▸ THE REQUEST
Exactly as written, quote every line that follows, skipping the images.

▸ DATASET CONTENT
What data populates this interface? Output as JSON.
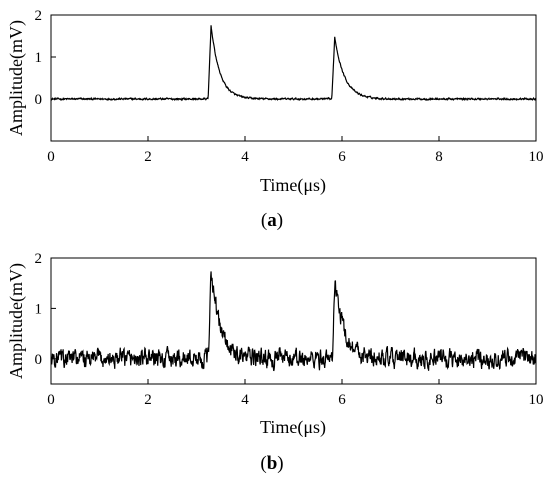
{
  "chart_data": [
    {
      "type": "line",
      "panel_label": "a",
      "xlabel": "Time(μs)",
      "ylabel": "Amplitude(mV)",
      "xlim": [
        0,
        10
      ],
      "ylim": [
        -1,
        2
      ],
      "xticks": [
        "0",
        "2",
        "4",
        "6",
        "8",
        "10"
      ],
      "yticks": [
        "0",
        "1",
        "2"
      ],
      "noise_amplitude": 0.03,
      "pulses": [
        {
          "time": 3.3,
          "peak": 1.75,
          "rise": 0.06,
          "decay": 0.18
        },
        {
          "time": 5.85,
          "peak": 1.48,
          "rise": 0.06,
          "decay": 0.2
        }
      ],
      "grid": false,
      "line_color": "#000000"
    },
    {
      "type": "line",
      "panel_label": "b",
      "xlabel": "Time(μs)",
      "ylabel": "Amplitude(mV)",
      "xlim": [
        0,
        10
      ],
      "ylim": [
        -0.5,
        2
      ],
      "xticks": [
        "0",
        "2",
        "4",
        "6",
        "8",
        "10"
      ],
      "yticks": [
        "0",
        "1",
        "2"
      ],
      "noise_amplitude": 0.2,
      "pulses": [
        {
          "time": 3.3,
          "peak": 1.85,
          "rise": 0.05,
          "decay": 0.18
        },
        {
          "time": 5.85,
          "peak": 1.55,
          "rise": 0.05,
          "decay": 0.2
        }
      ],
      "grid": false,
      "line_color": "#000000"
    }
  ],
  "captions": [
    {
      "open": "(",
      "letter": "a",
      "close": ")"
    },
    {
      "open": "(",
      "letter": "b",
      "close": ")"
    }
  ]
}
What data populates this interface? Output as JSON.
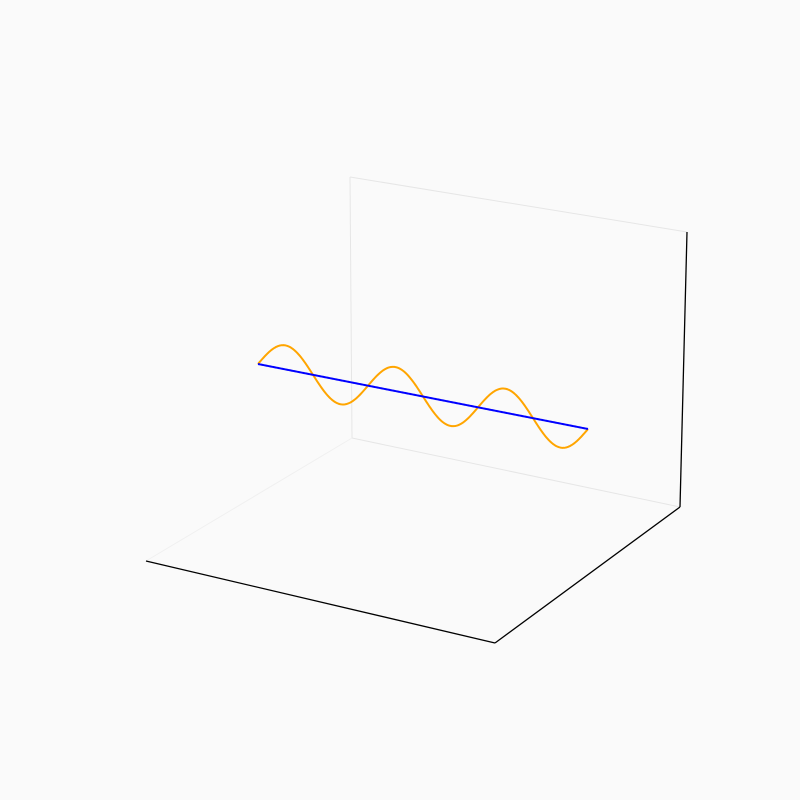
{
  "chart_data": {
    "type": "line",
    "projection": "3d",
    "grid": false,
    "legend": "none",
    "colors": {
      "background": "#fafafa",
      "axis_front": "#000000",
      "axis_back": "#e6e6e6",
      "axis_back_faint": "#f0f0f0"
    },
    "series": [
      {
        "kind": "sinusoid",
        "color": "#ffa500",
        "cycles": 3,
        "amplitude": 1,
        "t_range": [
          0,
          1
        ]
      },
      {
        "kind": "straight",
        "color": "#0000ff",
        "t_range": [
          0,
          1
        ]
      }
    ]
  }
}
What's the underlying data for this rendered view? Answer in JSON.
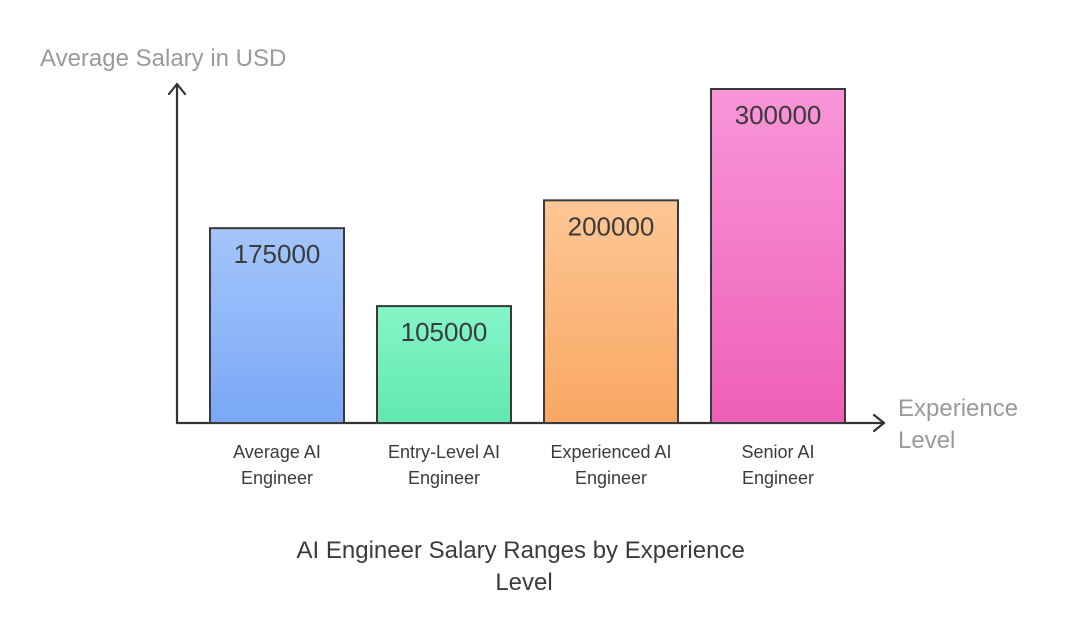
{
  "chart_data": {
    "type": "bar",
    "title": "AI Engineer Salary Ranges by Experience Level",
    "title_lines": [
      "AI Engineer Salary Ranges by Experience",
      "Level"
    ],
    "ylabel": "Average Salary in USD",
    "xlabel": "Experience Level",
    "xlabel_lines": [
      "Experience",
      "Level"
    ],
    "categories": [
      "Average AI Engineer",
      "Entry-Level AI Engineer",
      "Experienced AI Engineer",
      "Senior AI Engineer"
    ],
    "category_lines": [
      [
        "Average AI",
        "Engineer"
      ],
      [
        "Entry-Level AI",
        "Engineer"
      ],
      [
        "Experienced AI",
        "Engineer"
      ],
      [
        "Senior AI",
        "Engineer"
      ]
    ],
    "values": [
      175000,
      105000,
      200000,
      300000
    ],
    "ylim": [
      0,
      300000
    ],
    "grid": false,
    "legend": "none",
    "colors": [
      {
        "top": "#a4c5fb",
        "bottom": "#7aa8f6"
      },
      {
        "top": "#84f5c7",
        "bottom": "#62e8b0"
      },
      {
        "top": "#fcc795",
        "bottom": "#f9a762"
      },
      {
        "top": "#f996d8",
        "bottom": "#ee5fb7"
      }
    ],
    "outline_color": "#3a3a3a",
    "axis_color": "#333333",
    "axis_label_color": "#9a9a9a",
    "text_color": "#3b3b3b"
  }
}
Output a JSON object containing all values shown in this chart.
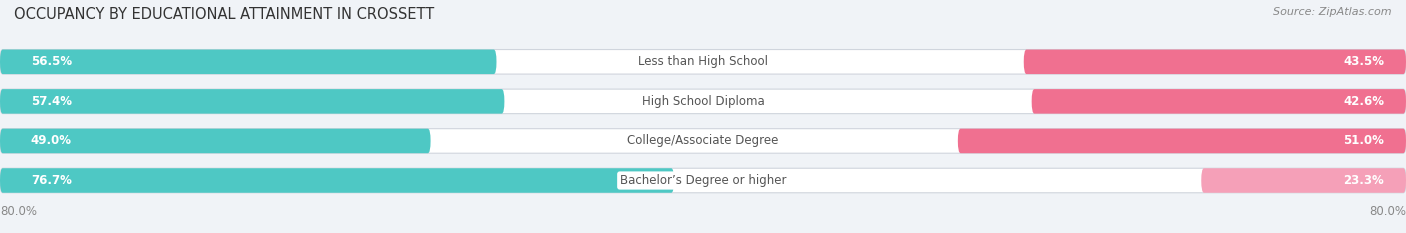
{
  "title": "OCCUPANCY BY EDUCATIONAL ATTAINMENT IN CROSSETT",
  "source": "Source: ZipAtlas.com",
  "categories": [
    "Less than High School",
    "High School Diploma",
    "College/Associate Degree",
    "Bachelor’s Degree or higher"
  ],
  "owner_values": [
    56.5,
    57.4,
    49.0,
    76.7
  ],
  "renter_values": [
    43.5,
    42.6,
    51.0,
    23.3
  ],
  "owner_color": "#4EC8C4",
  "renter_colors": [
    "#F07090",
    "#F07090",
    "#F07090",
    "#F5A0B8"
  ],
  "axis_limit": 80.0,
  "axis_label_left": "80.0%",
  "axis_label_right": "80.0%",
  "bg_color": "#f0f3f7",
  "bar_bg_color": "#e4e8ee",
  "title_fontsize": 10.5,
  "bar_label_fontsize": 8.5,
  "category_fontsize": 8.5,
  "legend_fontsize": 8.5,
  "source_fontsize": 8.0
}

▸ RESULT BELOW
What data populates this interface? Output as JSON.
{
  "chart_data": [
    {
      "type": "line",
      "panel_label": "a",
      "xlabel": "Time(μs)",
      "ylabel": "Amplitude(mV)",
      "xlim": [
        0,
        10
      ],
      "ylim": [
        -1,
        2
      ],
      "xticks": [
        "0",
        "2",
        "4",
        "6",
        "8",
        "10"
      ],
      "yticks": [
        "0",
        "1",
        "2"
      ],
      "noise_amplitude": 0.03,
      "pulses": [
        {
          "time": 3.3,
          "peak": 1.75,
          "rise": 0.06,
          "decay": 0.18
        },
        {
          "time": 5.85,
          "peak": 1.48,
          "rise": 0.06,
          "decay": 0.2
        }
      ],
      "grid": false,
      "line_color": "#000000"
    },
    {
      "type": "line",
      "panel_label": "b",
      "xlabel": "Time(μs)",
      "ylabel": "Amplitude(mV)",
      "xlim": [
        0,
        10
      ],
      "ylim": [
        -0.5,
        2
      ],
      "xticks": [
        "0",
        "2",
        "4",
        "6",
        "8",
        "10"
      ],
      "yticks": [
        "0",
        "1",
        "2"
      ],
      "noise_amplitude": 0.2,
      "pulses": [
        {
          "time": 3.3,
          "peak": 1.85,
          "rise": 0.05,
          "decay": 0.18
        },
        {
          "time": 5.85,
          "peak": 1.55,
          "rise": 0.05,
          "decay": 0.2
        }
      ],
      "grid": false,
      "line_color": "#000000"
    }
  ],
  "captions": [
    {
      "open": "(",
      "letter": "a",
      "close": ")"
    },
    {
      "open": "(",
      "letter": "b",
      "close": ")"
    }
  ]
}
What data populates this interface? Output as JSON.
{
  "chart_data": {
    "type": "line",
    "projection": "3d",
    "grid": false,
    "legend": "none",
    "colors": {
      "background": "#fafafa",
      "axis_front": "#000000",
      "axis_back": "#e6e6e6",
      "axis_back_faint": "#f0f0f0"
    },
    "series": [
      {
        "kind": "sinusoid",
        "color": "#ffa500",
        "cycles": 3,
        "amplitude": 1,
        "t_range": [
          0,
          1
        ]
      },
      {
        "kind": "straight",
        "color": "#0000ff",
        "t_range": [
          0,
          1
        ]
      }
    ]
  }
}
What's the underlying data for this rendered view? Answer in JSON.
{
  "chart_data": {
    "type": "bar",
    "title": "AI Engineer Salary Ranges by Experience Level",
    "title_lines": [
      "AI Engineer Salary Ranges by Experience",
      "Level"
    ],
    "ylabel": "Average Salary in USD",
    "xlabel": "Experience Level",
    "xlabel_lines": [
      "Experience",
      "Level"
    ],
    "categories": [
      "Average AI Engineer",
      "Entry-Level AI Engineer",
      "Experienced AI Engineer",
      "Senior AI Engineer"
    ],
    "category_lines": [
      [
        "Average AI",
        "Engineer"
      ],
      [
        "Entry-Level AI",
        "Engineer"
      ],
      [
        "Experienced AI",
        "Engineer"
      ],
      [
        "Senior AI",
        "Engineer"
      ]
    ],
    "values": [
      175000,
      105000,
      200000,
      300000
    ],
    "ylim": [
      0,
      300000
    ],
    "grid": false,
    "legend": "none",
    "colors": [
      {
        "top": "#a4c5fb",
        "bottom": "#7aa8f6"
      },
      {
        "top": "#84f5c7",
        "bottom": "#62e8b0"
      },
      {
        "top": "#fcc795",
        "bottom": "#f9a762"
      },
      {
        "top": "#f996d8",
        "bottom": "#ee5fb7"
      }
    ],
    "outline_color": "#3a3a3a",
    "axis_color": "#333333",
    "axis_label_color": "#9a9a9a",
    "text_color": "#3b3b3b"
  }
}
Output a JSON object containing all values shown in this chart.
{
  "title": "OCCUPANCY BY EDUCATIONAL ATTAINMENT IN CROSSETT",
  "source": "Source: ZipAtlas.com",
  "categories": [
    "Less than High School",
    "High School Diploma",
    "College/Associate Degree",
    "Bachelor’s Degree or higher"
  ],
  "owner_values": [
    56.5,
    57.4,
    49.0,
    76.7
  ],
  "renter_values": [
    43.5,
    42.6,
    51.0,
    23.3
  ],
  "owner_color": "#4EC8C4",
  "renter_colors": [
    "#F07090",
    "#F07090",
    "#F07090",
    "#F5A0B8"
  ],
  "axis_limit": 80.0,
  "axis_label_left": "80.0%",
  "axis_label_right": "80.0%",
  "bg_color": "#f0f3f7",
  "bar_bg_color": "#e4e8ee",
  "title_fontsize": 10.5,
  "bar_label_fontsize": 8.5,
  "category_fontsize": 8.5,
  "legend_fontsize": 8.5,
  "source_fontsize": 8.0
}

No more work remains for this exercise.